BEGIN Input rows

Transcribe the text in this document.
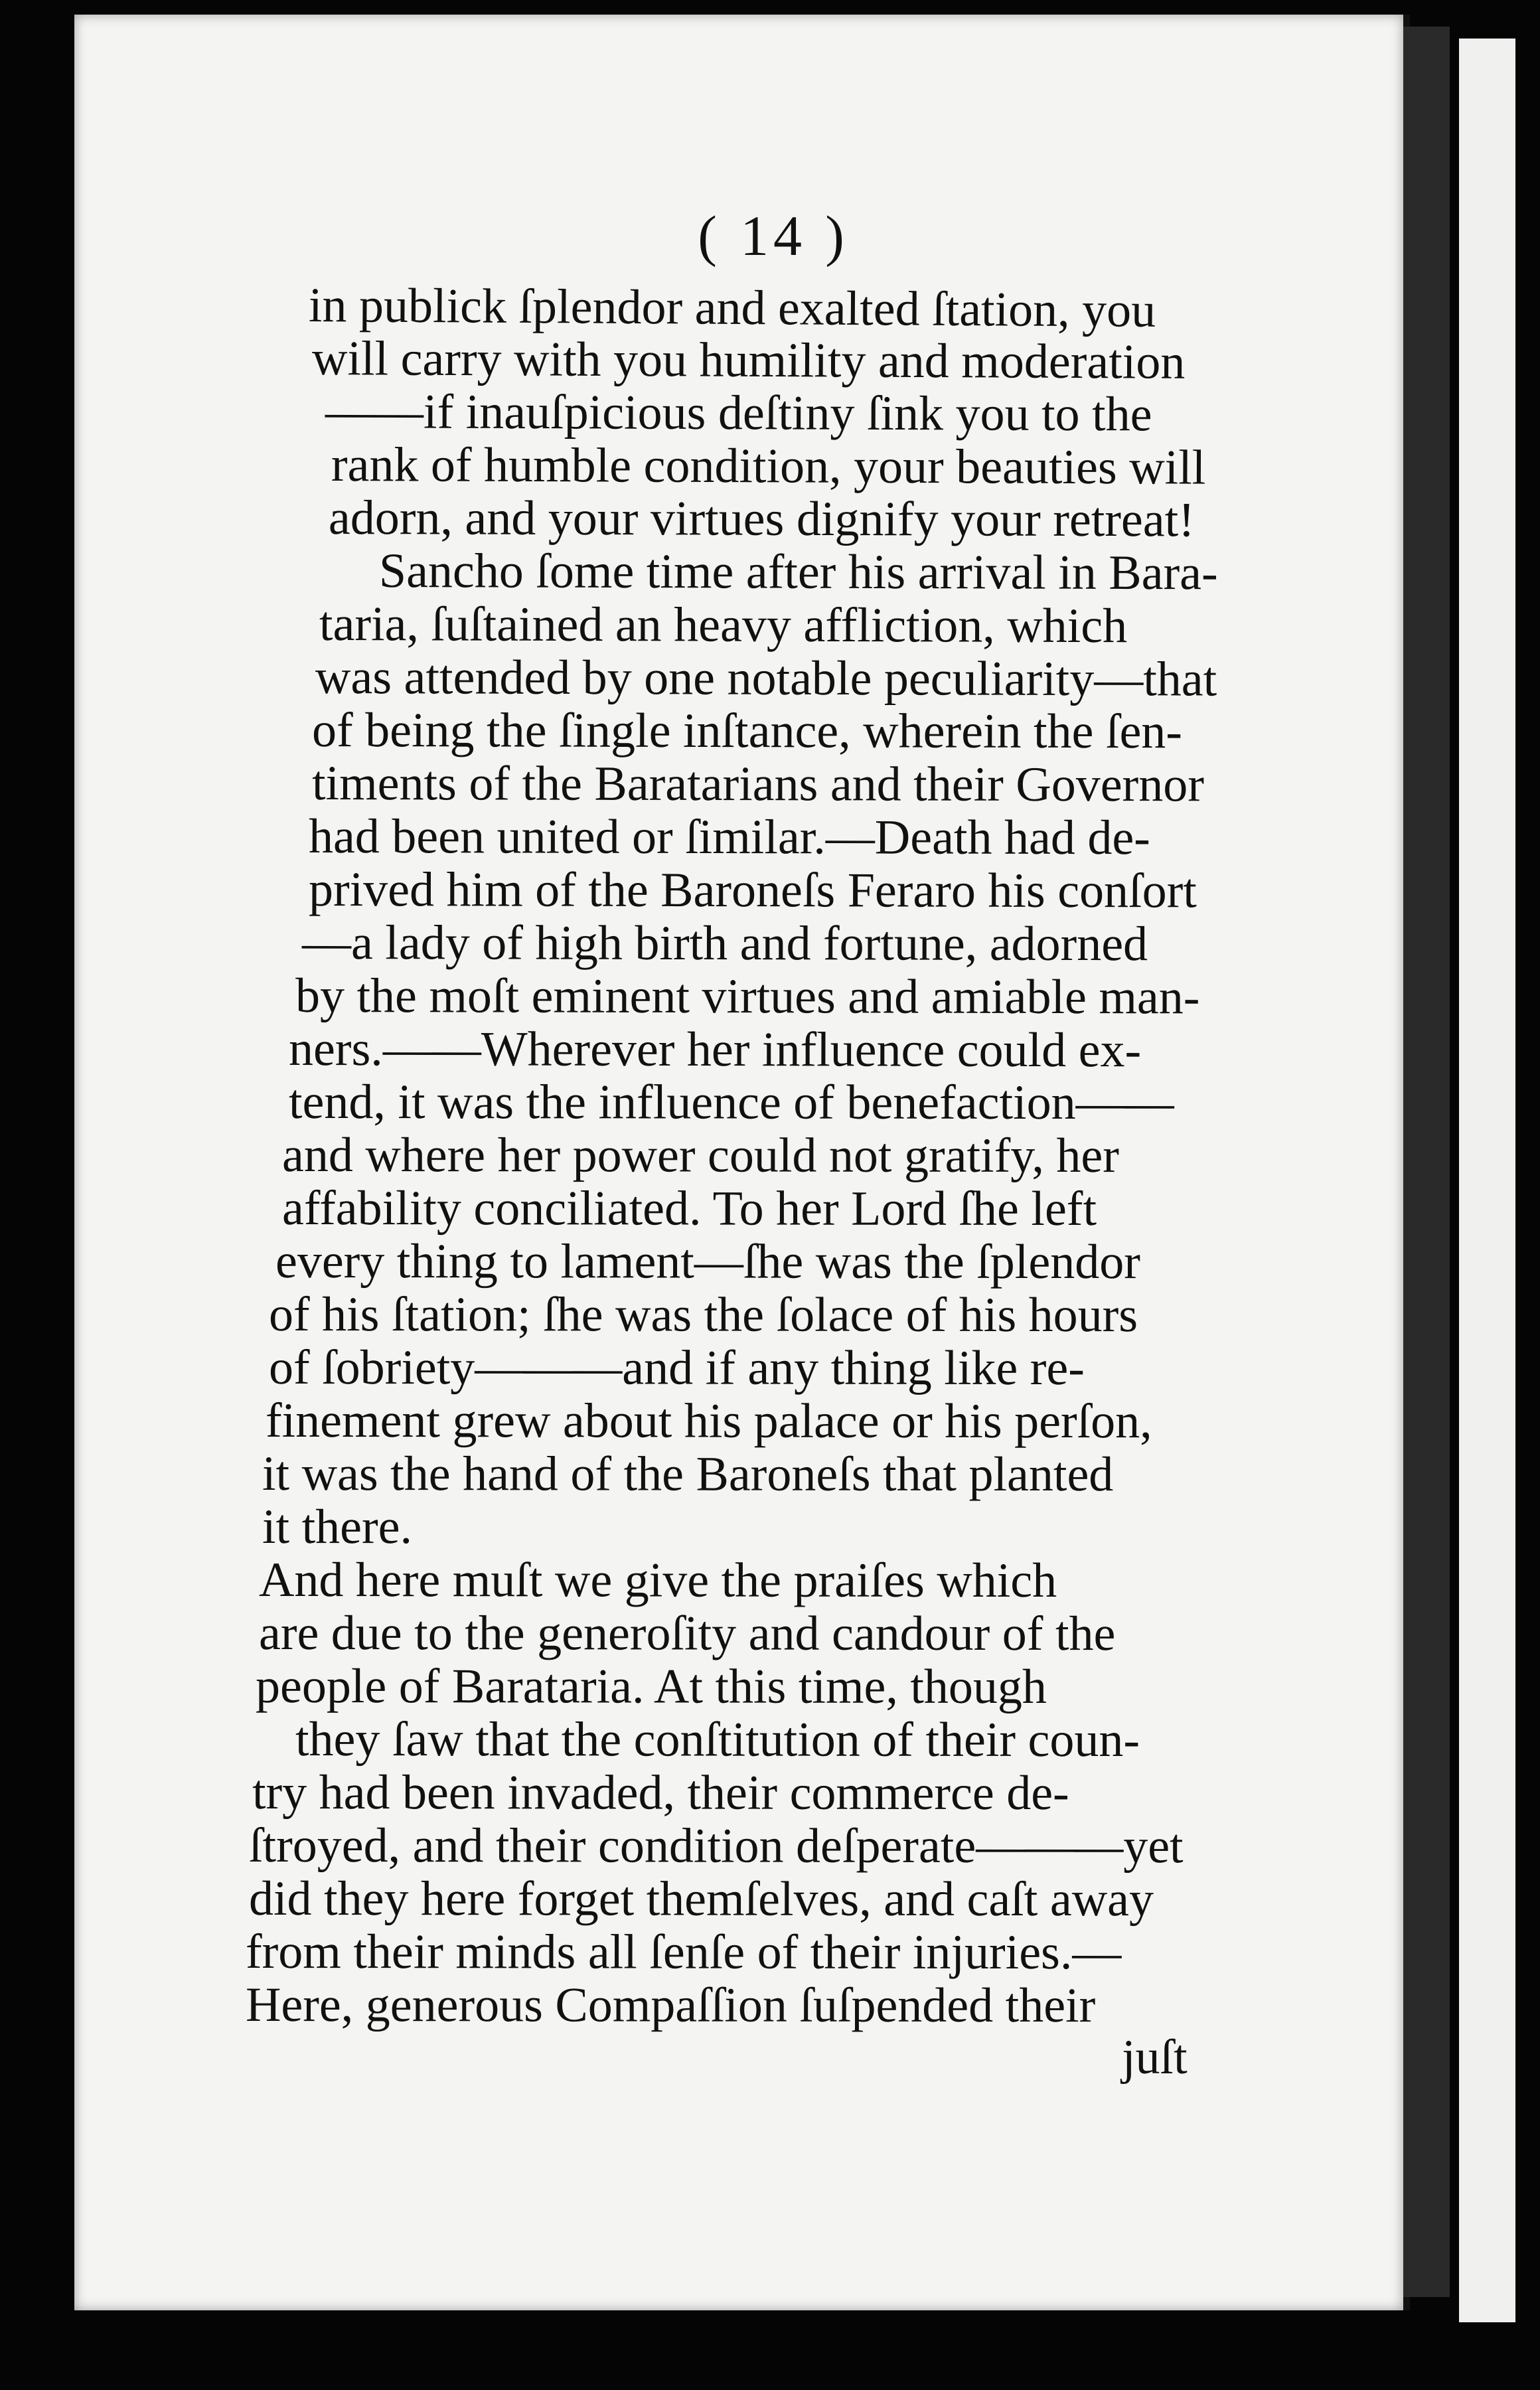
( 14 )
in publick ſplendor and exalted ſtation, you
will carry with you humility and moderation
——if inauſpicious deſtiny ſink you to the
rank of humble condition, your beauties will
adorn, and your virtues dignify your retreat!
Sancho ſome time after his arrival in Bara-
taria, ſuſtained an heavy affliction, which
was attended by one notable peculiarity—that
of being the ſingle inſtance, wherein the ſen-
timents of the Baratarians and their Governor
had been united or ſimilar.—Death had de-
prived him of the Baroneſs Feraro his conſort
—a lady of high birth and fortune, adorned
by the moſt eminent virtues and amiable man-
ners.——Wherever her influence could ex-
tend, it was the influence of benefaction——
and where her power could not gratify, her
affability conciliated. To her Lord ſhe left
every thing to lament—ſhe was the ſplendor
of his ſtation; ſhe was the ſolace of his hours
of ſobriety———and if any thing like re-
finement grew about his palace or his perſon,
it was the hand of the Baroneſs that planted
it there.
And here muſt we give the praiſes which
are due to the generoſity and candour of the
people of Barataria. At this time, though
they ſaw that the conſtitution of their coun-
try had been invaded, their commerce de-
ſtroyed, and their condition deſperate———yet
did they here forget themſelves, and caſt away
from their minds all ſenſe of their injuries.—
Here, generous Compaſſion ſuſpended their
juſt
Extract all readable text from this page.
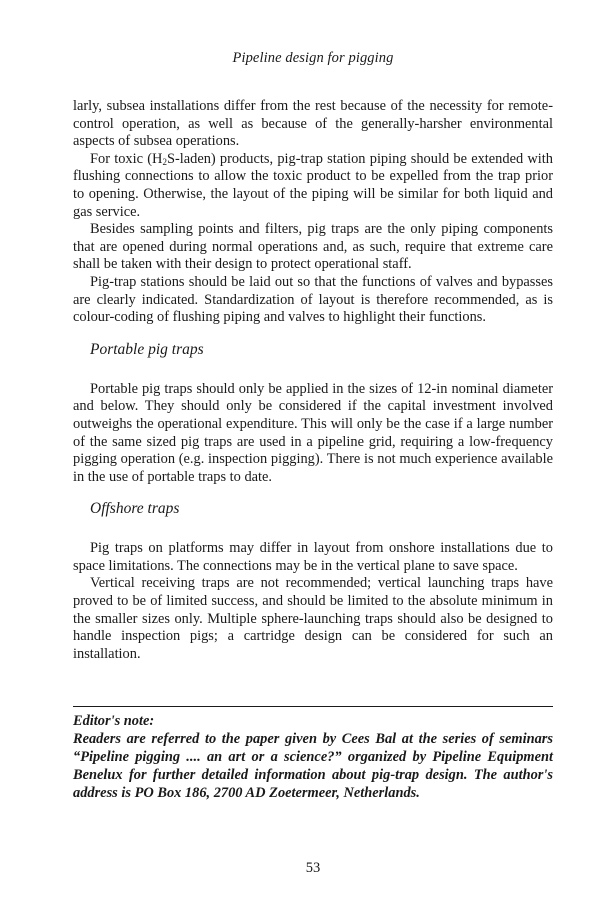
Pipeline design for pigging

larly, subsea installations differ from the rest because of the necessity for remote-control operation, as well as because of the generally-harsher environmental aspects of subsea operations.

For toxic $(H_2S-laden)$ products, pig-trap station piping should be extended with flushing connections to allow the toxic product to be expelled from the trap prior to opening. Otherwise, the layout of the piping will be similar for both liquid and gas service.

Besides sampling points and filters, pig traps are the only piping components that are opened during normal operations and, as such, require that extreme care shall be taken with their design to protect operational staff.

Pig-trap stations should be laid out so that the functions of valves and bypasses are clearly indicated. Standardization of layout is therefore recommended, as is colour-coding of flushing piping and valves to highlight their functions.

Portable pig traps

Portable pig traps should only be applied in the sizes of 12-in nominal diameter and below. They should only be considered if the capital investment involved outweighs the operational expenditure. This will only be the case if a large number of the same sized pig traps are used in a pipeline grid, requiring a low-frequency pigging operation (e.g. inspection pigging). There is not much experience available in the use of portable traps to date.

Offshore traps

Pig traps on platforms may differ in layout from onshore installations due to space limitations. The connections may be in the vertical plane to save space.

Vertical receiving traps are not recommended; vertical launching traps have proved to be of limited success, and should be limited to the absolute minimum in the smaller sizes only. Multiple sphere-launching traps should also be designed to handle inspection pigs; a cartridge design can be considered for such an installation.

Editor's note:

Readers are referred to the paper given by Cees Bal at the series of seminars “Pipeline pigging .... an art or a science?” organized by Pipeline Equipment Benelux for further detailed information about pig-trap design. The author's address is PO Box 186, 2700 AD Zoetermeer, Netherlands.

53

END Input rows

In the copy, include all records verbatim but no images.

Exercise answer:
Transcribe the text in this document.
( 14 )
in publick ſplendor and exalted ſtation, you
will carry with you humility and moderation
——if inauſpicious deſtiny ſink you to the
rank of humble condition, your beauties will
adorn, and your virtues dignify your retreat!
Sancho ſome time after his arrival in Bara-
taria, ſuſtained an heavy affliction, which
was attended by one notable peculiarity—that
of being the ſingle inſtance, wherein the ſen-
timents of the Baratarians and their Governor
had been united or ſimilar.—Death had de-
prived him of the Baroneſs Feraro his conſort
—a lady of high birth and fortune, adorned
by the moſt eminent virtues and amiable man-
ners.——Wherever her influence could ex-
tend, it was the influence of benefaction——
and where her power could not gratify, her
affability conciliated. To her Lord ſhe left
every thing to lament—ſhe was the ſplendor
of his ſtation; ſhe was the ſolace of his hours
of ſobriety———and if any thing like re-
finement grew about his palace or his perſon,
it was the hand of the Baroneſs that planted
it there.
And here muſt we give the praiſes which
are due to the generoſity and candour of the
people of Barataria. At this time, though
they ſaw that the conſtitution of their coun-
try had been invaded, their commerce de-
ſtroyed, and their condition deſperate———yet
did they here forget themſelves, and caſt away
from their minds all ſenſe of their injuries.—
Here, generous Compaſſion ſuſpended their
juſt
Extract all readable text from this page.
Pipeline design for pigging

larly, subsea installations differ from the rest because of the necessity for remote-control operation, as well as because of the generally-harsher environmental aspects of subsea operations.

For toxic $(H_2S-laden)$ products, pig-trap station piping should be extended with flushing connections to allow the toxic product to be expelled from the trap prior to opening. Otherwise, the layout of the piping will be similar for both liquid and gas service.

Besides sampling points and filters, pig traps are the only piping components that are opened during normal operations and, as such, require that extreme care shall be taken with their design to protect operational staff.

Pig-trap stations should be laid out so that the functions of valves and bypasses are clearly indicated. Standardization of layout is therefore recommended, as is colour-coding of flushing piping and valves to highlight their functions.

Portable pig traps

Portable pig traps should only be applied in the sizes of 12-in nominal diameter and below. They should only be considered if the capital investment involved outweighs the operational expenditure. This will only be the case if a large number of the same sized pig traps are used in a pipeline grid, requiring a low-frequency pigging operation (e.g. inspection pigging). There is not much experience available in the use of portable traps to date.

Offshore traps

Pig traps on platforms may differ in layout from onshore installations due to space limitations. The connections may be in the vertical plane to save space.

Vertical receiving traps are not recommended; vertical launching traps have proved to be of limited success, and should be limited to the absolute minimum in the smaller sizes only. Multiple sphere-launching traps should also be designed to handle inspection pigs; a cartridge design can be considered for such an installation.

Editor's note:

Readers are referred to the paper given by Cees Bal at the series of seminars “Pipeline pigging .... an art or a science?” organized by Pipeline Equipment Benelux for further detailed information about pig-trap design. The author's address is PO Box 186, 2700 AD Zoetermeer, Netherlands.

53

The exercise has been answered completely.